# SUPPLIED INFORMATION start
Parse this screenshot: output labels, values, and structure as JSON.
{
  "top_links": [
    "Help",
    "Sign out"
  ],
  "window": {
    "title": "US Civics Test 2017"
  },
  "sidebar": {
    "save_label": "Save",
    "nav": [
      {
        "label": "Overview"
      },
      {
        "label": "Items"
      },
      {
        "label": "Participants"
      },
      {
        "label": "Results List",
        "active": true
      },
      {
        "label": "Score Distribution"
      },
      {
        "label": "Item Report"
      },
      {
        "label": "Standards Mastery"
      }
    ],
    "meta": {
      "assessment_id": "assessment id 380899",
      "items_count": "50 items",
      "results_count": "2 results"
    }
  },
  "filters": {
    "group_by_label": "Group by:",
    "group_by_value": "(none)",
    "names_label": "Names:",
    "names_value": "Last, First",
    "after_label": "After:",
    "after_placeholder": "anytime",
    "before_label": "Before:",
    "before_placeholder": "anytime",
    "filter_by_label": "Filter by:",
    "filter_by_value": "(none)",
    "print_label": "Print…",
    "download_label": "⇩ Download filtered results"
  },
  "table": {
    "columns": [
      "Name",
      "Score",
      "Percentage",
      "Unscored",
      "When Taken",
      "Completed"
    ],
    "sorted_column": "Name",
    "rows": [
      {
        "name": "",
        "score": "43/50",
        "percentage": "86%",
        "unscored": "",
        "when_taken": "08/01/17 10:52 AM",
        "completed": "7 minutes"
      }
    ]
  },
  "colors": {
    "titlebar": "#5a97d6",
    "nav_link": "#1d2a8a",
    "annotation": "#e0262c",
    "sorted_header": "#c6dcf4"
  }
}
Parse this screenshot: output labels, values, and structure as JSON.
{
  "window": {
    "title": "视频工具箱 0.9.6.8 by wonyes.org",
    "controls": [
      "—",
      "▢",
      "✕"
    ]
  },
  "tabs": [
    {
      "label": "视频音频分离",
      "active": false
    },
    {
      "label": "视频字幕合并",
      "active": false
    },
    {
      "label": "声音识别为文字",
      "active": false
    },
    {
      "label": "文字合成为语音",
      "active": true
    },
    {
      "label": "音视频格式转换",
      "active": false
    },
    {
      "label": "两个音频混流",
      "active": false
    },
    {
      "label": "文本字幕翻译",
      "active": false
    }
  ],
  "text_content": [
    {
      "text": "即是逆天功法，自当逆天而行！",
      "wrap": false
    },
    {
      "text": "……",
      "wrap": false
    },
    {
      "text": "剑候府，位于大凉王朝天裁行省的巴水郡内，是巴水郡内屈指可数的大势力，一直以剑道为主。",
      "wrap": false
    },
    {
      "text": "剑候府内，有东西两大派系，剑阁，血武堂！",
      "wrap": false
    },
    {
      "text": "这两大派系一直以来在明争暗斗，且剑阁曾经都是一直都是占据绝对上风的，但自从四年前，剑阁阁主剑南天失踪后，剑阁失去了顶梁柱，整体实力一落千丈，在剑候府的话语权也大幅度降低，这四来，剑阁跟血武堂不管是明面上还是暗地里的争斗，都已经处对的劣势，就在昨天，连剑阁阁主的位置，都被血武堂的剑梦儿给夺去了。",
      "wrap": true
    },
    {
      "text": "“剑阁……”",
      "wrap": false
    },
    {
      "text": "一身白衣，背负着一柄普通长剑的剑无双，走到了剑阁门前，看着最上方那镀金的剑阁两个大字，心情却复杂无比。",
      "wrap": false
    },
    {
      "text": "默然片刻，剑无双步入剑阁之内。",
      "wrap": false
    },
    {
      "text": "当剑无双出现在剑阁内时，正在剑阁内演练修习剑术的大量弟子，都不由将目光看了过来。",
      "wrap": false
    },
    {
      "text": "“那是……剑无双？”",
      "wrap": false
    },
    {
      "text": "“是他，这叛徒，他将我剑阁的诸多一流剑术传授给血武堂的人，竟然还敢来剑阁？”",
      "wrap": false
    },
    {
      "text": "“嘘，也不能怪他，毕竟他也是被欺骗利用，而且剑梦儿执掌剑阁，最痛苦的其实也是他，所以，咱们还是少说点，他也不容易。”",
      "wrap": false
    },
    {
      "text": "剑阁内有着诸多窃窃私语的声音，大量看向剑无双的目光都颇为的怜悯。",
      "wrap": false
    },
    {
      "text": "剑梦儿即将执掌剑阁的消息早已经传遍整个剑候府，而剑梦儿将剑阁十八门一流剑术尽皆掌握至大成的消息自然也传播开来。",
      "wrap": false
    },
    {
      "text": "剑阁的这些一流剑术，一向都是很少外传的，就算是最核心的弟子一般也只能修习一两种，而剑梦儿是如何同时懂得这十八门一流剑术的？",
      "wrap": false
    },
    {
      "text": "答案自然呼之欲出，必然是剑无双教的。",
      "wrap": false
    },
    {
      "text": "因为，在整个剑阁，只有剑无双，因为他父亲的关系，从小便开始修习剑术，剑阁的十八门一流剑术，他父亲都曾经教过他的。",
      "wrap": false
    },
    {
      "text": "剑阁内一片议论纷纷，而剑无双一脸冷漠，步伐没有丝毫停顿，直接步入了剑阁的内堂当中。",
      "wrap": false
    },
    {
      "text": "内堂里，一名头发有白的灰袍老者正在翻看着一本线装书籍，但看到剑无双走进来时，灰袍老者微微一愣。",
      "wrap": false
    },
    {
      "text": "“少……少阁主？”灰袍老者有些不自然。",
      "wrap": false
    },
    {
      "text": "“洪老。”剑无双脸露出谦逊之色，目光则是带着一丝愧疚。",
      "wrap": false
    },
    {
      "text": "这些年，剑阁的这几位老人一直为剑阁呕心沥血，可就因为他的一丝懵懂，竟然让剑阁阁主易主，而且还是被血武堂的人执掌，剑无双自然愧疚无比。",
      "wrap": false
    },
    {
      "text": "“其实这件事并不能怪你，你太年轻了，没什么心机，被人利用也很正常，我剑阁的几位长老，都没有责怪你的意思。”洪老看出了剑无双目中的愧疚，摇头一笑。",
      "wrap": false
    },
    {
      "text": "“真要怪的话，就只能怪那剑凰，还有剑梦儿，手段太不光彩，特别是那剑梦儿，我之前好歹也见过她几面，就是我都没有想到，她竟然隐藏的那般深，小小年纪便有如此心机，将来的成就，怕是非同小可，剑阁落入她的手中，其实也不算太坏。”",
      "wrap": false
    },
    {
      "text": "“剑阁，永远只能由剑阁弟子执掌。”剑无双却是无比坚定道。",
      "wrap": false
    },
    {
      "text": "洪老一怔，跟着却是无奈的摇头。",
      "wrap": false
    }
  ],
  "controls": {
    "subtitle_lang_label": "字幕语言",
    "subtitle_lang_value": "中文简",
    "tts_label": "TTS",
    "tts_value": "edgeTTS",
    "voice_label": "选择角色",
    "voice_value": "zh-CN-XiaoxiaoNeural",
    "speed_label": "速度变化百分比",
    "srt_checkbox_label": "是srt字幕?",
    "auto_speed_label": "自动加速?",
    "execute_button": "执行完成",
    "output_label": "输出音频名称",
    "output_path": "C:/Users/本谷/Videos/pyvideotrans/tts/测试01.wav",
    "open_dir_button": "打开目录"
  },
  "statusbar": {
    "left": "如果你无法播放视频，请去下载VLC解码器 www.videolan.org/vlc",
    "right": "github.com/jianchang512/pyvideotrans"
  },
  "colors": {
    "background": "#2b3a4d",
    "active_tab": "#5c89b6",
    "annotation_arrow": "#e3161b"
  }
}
# SUPPLIED INFORMATION end
> _EXERCISE DETAILS_: Search the data above for the word "anytime", then gather each line in which it appears.

> _TASK RESPONSE_:
    "after_placeholder": "anytime",
    "before_placeholder": "anytime",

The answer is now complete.